Work to do
Provide only the number of lines where "року" occurs.

Extracted data
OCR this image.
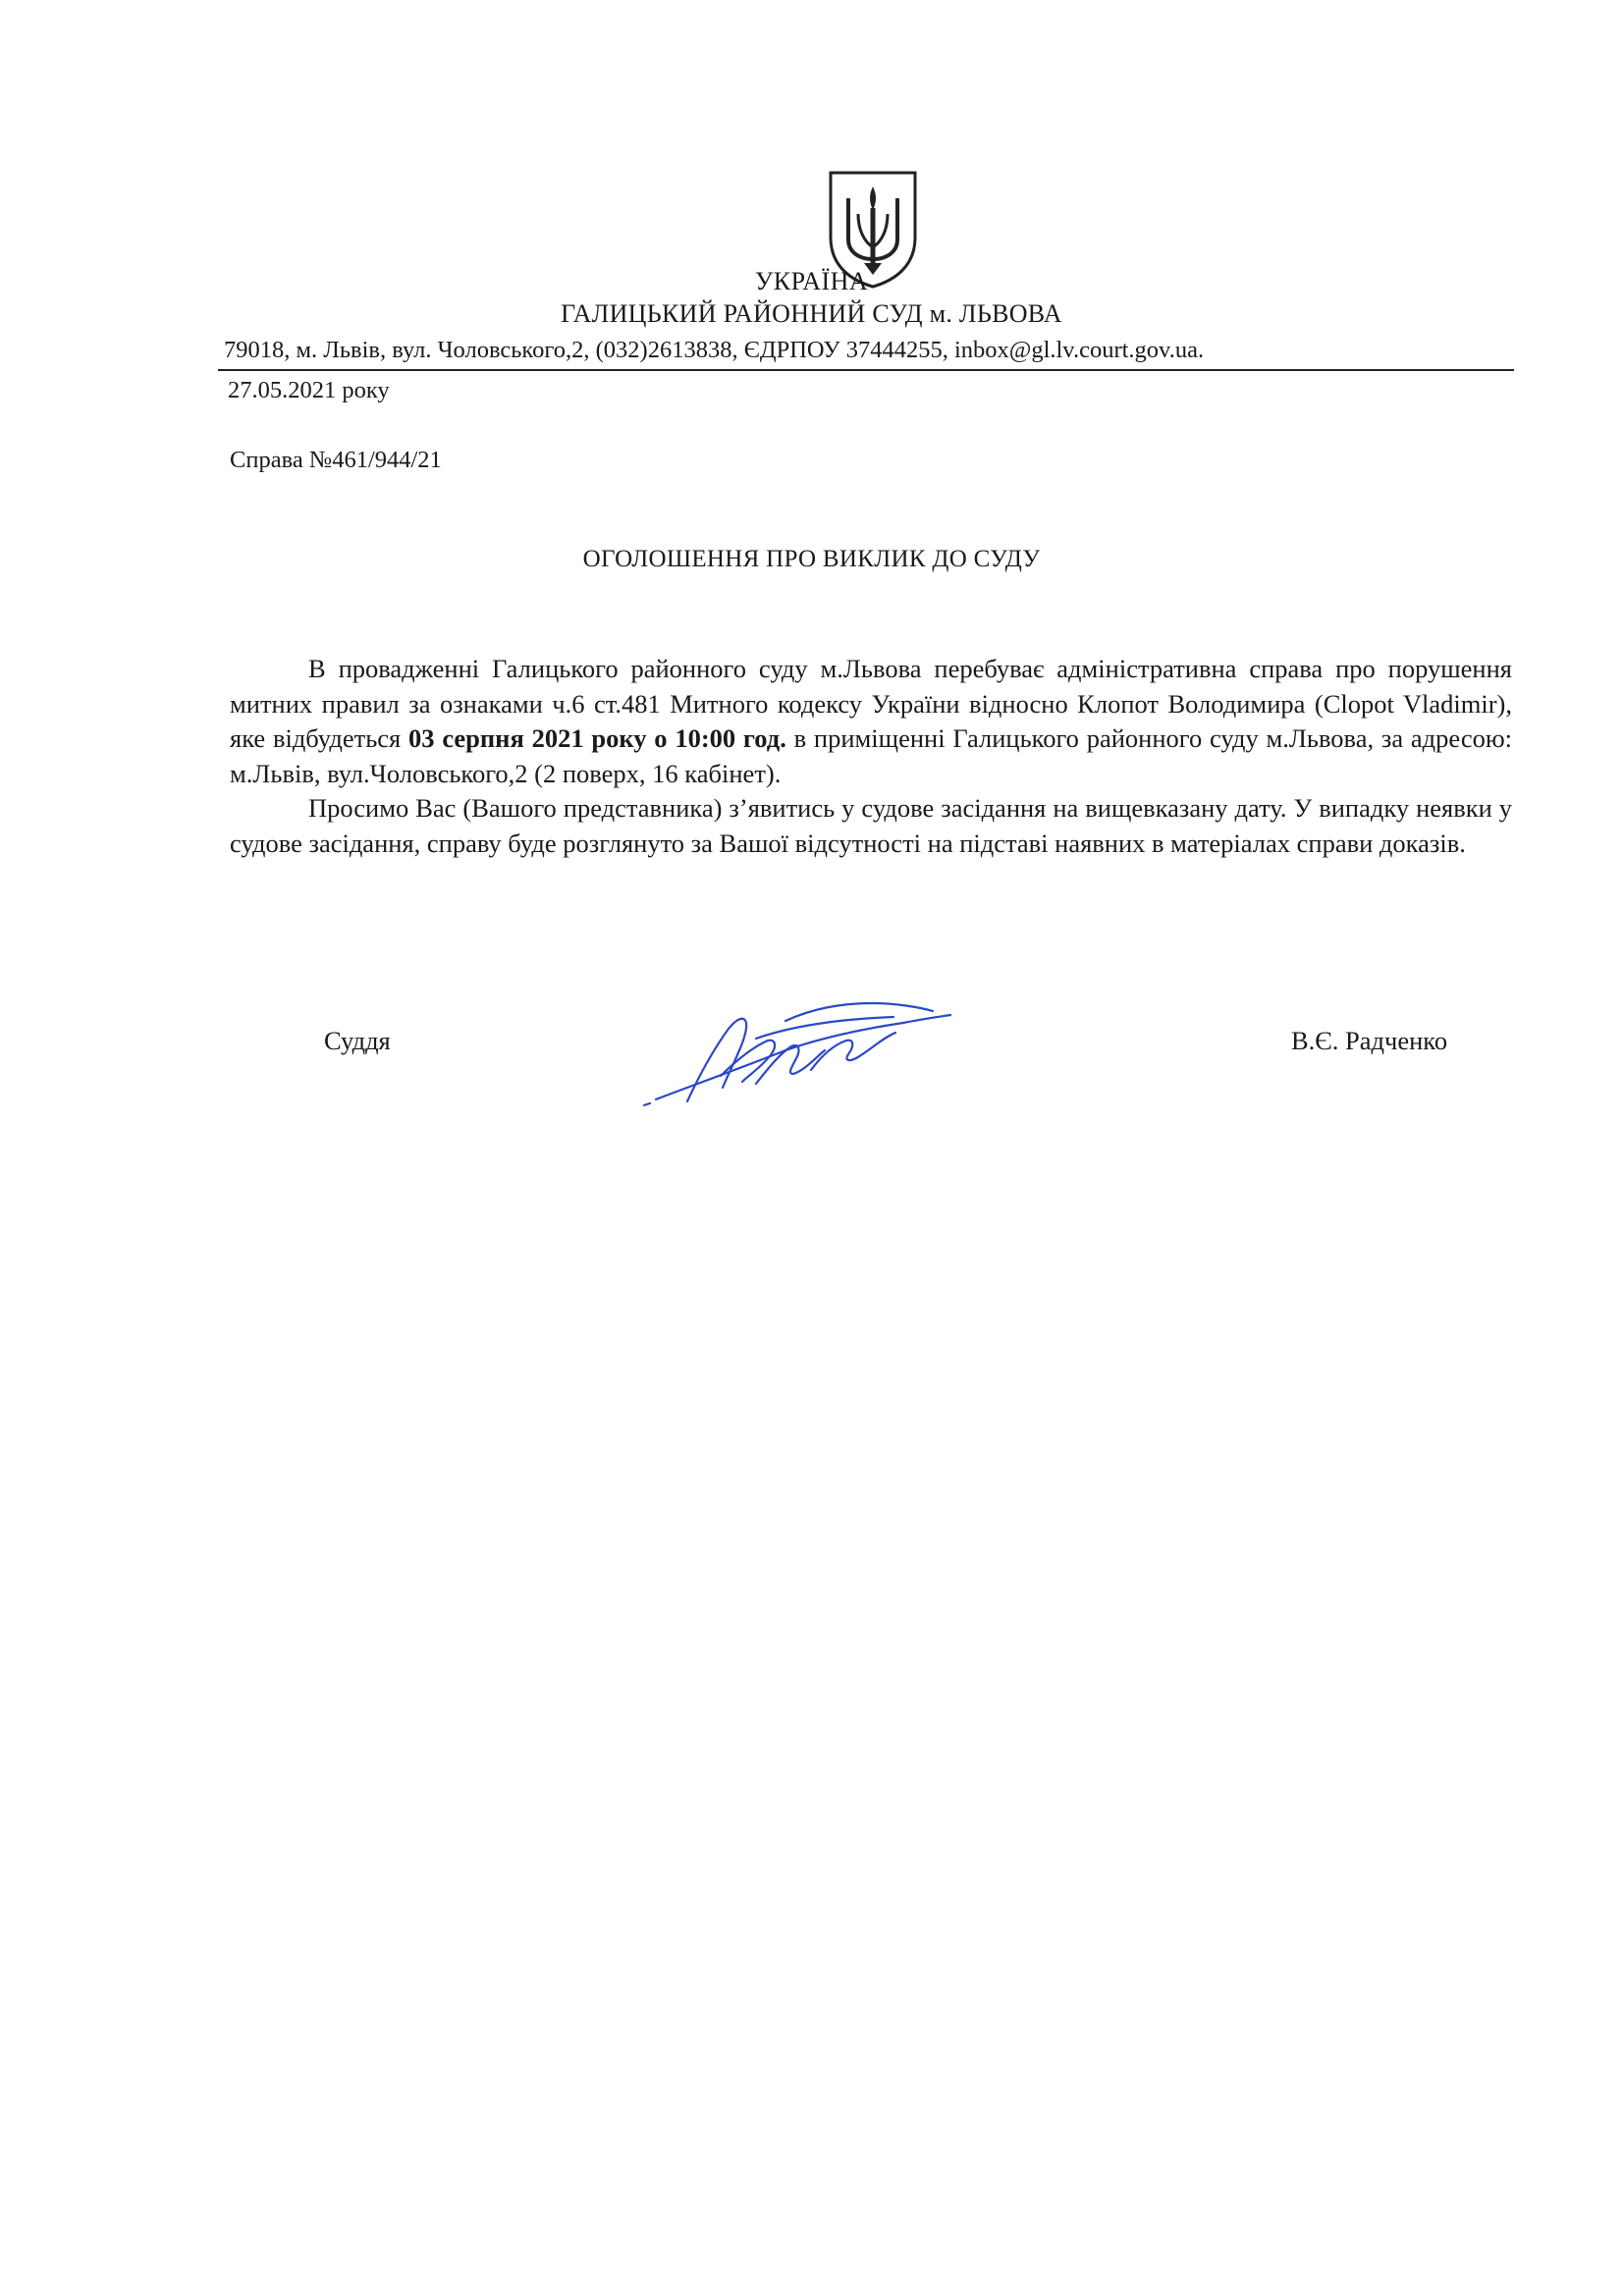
УКРАЇНА
ГАЛИЦЬКИЙ РАЙОННИЙ СУД м. ЛЬВОВА
79018, м. Львів, вул. Чоловського,2, (032)2613838, ЄДРПОУ 37444255, inbox@gl.lv.court.gov.ua.
27.05.2021 року
Справа №461/944/21
ОГОЛОШЕННЯ ПРО ВИКЛИК ДО СУДУ

В провадженні Галицького районного суду м.Львова перебуває адміністративна справа про порушення митних правил за ознаками ч.6 ст.481 Митного кодексу України відносно Клопот Володимира (Clopot Vladimir), яке відбудеться 03 серпня 2021 року о 10:00 год. в приміщенні Галицького районного суду м.Львова, за адресою: м.Львів, вул.Чоловського,2 (2 поверх, 16 кабінет).

Просимо Вас (Вашого представника) з’явитись у судове засідання на вищевказану дату. У випадку неявки у судове засідання, справу буде розглянуто за Вашої відсутності на підставі наявних в матеріалах справи доказів.

Суддя	В.Є. Радченко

Output
2